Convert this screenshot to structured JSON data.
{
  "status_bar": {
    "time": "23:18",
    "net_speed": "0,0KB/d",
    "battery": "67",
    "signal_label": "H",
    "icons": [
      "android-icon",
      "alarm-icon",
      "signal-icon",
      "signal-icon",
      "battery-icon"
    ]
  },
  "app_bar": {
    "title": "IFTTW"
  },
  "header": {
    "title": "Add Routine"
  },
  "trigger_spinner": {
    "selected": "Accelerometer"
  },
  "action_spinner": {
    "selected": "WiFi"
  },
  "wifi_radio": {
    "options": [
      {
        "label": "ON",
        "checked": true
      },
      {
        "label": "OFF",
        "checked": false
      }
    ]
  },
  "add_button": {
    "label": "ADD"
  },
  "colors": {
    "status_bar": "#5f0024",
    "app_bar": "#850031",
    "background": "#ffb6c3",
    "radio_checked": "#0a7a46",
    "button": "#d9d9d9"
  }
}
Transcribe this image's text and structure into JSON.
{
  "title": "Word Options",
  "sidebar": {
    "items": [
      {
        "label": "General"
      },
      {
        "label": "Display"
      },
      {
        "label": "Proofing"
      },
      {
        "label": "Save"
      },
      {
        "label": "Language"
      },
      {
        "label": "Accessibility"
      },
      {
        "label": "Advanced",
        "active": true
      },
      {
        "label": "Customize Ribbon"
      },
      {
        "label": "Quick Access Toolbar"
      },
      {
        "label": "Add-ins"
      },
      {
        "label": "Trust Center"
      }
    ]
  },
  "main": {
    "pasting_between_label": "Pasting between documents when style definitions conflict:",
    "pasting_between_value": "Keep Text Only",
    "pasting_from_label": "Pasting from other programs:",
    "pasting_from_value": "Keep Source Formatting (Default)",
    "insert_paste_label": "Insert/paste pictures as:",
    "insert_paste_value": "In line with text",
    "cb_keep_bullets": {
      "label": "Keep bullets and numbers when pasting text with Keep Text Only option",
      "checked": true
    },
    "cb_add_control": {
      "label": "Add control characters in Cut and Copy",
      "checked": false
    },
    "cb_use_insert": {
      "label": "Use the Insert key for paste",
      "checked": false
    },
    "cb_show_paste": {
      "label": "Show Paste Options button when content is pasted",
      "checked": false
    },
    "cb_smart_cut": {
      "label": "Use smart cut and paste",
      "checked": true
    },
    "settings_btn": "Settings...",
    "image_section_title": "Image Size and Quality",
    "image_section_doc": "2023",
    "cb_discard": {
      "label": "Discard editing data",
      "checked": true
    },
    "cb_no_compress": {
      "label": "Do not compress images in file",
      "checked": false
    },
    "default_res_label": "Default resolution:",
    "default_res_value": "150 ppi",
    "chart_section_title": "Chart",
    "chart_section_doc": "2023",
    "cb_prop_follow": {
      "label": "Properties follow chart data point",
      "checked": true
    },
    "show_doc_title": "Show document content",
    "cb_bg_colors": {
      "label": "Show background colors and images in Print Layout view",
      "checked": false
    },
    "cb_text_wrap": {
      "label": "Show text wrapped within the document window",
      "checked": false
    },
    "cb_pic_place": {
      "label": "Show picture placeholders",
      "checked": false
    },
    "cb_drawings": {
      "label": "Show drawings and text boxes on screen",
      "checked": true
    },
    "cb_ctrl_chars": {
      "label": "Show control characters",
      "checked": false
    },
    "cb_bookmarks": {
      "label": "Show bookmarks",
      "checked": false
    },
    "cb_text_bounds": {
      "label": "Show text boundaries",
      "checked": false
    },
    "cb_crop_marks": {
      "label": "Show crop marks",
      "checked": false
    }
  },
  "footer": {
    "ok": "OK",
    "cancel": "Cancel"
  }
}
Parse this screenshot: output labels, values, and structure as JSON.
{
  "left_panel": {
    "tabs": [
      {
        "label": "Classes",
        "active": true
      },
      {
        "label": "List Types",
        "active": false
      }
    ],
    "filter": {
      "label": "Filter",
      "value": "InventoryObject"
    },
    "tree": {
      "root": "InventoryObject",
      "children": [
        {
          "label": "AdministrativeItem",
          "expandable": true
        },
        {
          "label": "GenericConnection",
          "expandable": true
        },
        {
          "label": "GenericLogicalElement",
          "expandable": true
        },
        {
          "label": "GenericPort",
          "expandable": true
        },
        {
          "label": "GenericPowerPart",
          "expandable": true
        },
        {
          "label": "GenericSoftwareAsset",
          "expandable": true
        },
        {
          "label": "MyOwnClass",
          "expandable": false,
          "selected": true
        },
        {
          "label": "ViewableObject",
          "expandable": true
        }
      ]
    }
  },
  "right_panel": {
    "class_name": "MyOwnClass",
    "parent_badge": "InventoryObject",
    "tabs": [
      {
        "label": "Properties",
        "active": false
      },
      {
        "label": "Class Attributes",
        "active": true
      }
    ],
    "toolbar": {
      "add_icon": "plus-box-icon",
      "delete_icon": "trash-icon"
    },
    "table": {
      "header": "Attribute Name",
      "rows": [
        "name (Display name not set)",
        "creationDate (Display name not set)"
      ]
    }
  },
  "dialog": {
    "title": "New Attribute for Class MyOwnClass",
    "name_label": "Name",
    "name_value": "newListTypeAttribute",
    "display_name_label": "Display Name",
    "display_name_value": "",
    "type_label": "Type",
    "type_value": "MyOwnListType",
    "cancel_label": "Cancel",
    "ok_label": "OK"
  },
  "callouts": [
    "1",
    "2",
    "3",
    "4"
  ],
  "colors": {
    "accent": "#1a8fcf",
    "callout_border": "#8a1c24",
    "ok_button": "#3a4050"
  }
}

━━━━━━━━━━━━━━━━

## [THE REQUEST]
Retype the records in full. Keep every line identical to the original.

## [SOLUTION TO THIS EXERCISE]
Convert this screenshot to structured JSON data.
{
  "status_bar": {
    "time": "23:18",
    "net_speed": "0,0KB/d",
    "battery": "67",
    "signal_label": "H",
    "icons": [
      "android-icon",
      "alarm-icon",
      "signal-icon",
      "signal-icon",
      "battery-icon"
    ]
  },
  "app_bar": {
    "title": "IFTTW"
  },
  "header": {
    "title": "Add Routine"
  },
  "trigger_spinner": {
    "selected": "Accelerometer"
  },
  "action_spinner": {
    "selected": "WiFi"
  },
  "wifi_radio": {
    "options": [
      {
        "label": "ON",
        "checked": true
      },
      {
        "label": "OFF",
        "checked": false
      }
    ]
  },
  "add_button": {
    "label": "ADD"
  },
  "colors": {
    "status_bar": "#5f0024",
    "app_bar": "#850031",
    "background": "#ffb6c3",
    "radio_checked": "#0a7a46",
    "button": "#d9d9d9"
  }
}
Transcribe this image's text and structure into JSON.
{
  "title": "Word Options",
  "sidebar": {
    "items": [
      {
        "label": "General"
      },
      {
        "label": "Display"
      },
      {
        "label": "Proofing"
      },
      {
        "label": "Save"
      },
      {
        "label": "Language"
      },
      {
        "label": "Accessibility"
      },
      {
        "label": "Advanced",
        "active": true
      },
      {
        "label": "Customize Ribbon"
      },
      {
        "label": "Quick Access Toolbar"
      },
      {
        "label": "Add-ins"
      },
      {
        "label": "Trust Center"
      }
    ]
  },
  "main": {
    "pasting_between_label": "Pasting between documents when style definitions conflict:",
    "pasting_between_value": "Keep Text Only",
    "pasting_from_label": "Pasting from other programs:",
    "pasting_from_value": "Keep Source Formatting (Default)",
    "insert_paste_label": "Insert/paste pictures as:",
    "insert_paste_value": "In line with text",
    "cb_keep_bullets": {
      "label": "Keep bullets and numbers when pasting text with Keep Text Only option",
      "checked": true
    },
    "cb_add_control": {
      "label": "Add control characters in Cut and Copy",
      "checked": false
    },
    "cb_use_insert": {
      "label": "Use the Insert key for paste",
      "checked": false
    },
    "cb_show_paste": {
      "label": "Show Paste Options button when content is pasted",
      "checked": false
    },
    "cb_smart_cut": {
      "label": "Use smart cut and paste",
      "checked": true
    },
    "settings_btn": "Settings...",
    "image_section_title": "Image Size and Quality",
    "image_section_doc": "2023",
    "cb_discard": {
      "label": "Discard editing data",
      "checked": true
    },
    "cb_no_compress": {
      "label": "Do not compress images in file",
      "checked": false
    },
    "default_res_label": "Default resolution:",
    "default_res_value": "150 ppi",
    "chart_section_title": "Chart",
    "chart_section_doc": "2023",
    "cb_prop_follow": {
      "label": "Properties follow chart data point",
      "checked": true
    },
    "show_doc_title": "Show document content",
    "cb_bg_colors": {
      "label": "Show background colors and images in Print Layout view",
      "checked": false
    },
    "cb_text_wrap": {
      "label": "Show text wrapped within the document window",
      "checked": false
    },
    "cb_pic_place": {
      "label": "Show picture placeholders",
      "checked": false
    },
    "cb_drawings": {
      "label": "Show drawings and text boxes on screen",
      "checked": true
    },
    "cb_ctrl_chars": {
      "label": "Show control characters",
      "checked": false
    },
    "cb_bookmarks": {
      "label": "Show bookmarks",
      "checked": false
    },
    "cb_text_bounds": {
      "label": "Show text boundaries",
      "checked": false
    },
    "cb_crop_marks": {
      "label": "Show crop marks",
      "checked": false
    }
  },
  "footer": {
    "ok": "OK",
    "cancel": "Cancel"
  }
}
Parse this screenshot: output labels, values, and structure as JSON.
{
  "left_panel": {
    "tabs": [
      {
        "label": "Classes",
        "active": true
      },
      {
        "label": "List Types",
        "active": false
      }
    ],
    "filter": {
      "label": "Filter",
      "value": "InventoryObject"
    },
    "tree": {
      "root": "InventoryObject",
      "children": [
        {
          "label": "AdministrativeItem",
          "expandable": true
        },
        {
          "label": "GenericConnection",
          "expandable": true
        },
        {
          "label": "GenericLogicalElement",
          "expandable": true
        },
        {
          "label": "GenericPort",
          "expandable": true
        },
        {
          "label": "GenericPowerPart",
          "expandable": true
        },
        {
          "label": "GenericSoftwareAsset",
          "expandable": true
        },
        {
          "label": "MyOwnClass",
          "expandable": false,
          "selected": true
        },
        {
          "label": "ViewableObject",
          "expandable": true
        }
      ]
    }
  },
  "right_panel": {
    "class_name": "MyOwnClass",
    "parent_badge": "InventoryObject",
    "tabs": [
      {
        "label": "Properties",
        "active": false
      },
      {
        "label": "Class Attributes",
        "active": true
      }
    ],
    "toolbar": {
      "add_icon": "plus-box-icon",
      "delete_icon": "trash-icon"
    },
    "table": {
      "header": "Attribute Name",
      "rows": [
        "name (Display name not set)",
        "creationDate (Display name not set)"
      ]
    }
  },
  "dialog": {
    "title": "New Attribute for Class MyOwnClass",
    "name_label": "Name",
    "name_value": "newListTypeAttribute",
    "display_name_label": "Display Name",
    "display_name_value": "",
    "type_label": "Type",
    "type_value": "MyOwnListType",
    "cancel_label": "Cancel",
    "ok_label": "OK"
  },
  "callouts": [
    "1",
    "2",
    "3",
    "4"
  ],
  "colors": {
    "accent": "#1a8fcf",
    "callout_border": "#8a1c24",
    "ok_button": "#3a4050"
  }
}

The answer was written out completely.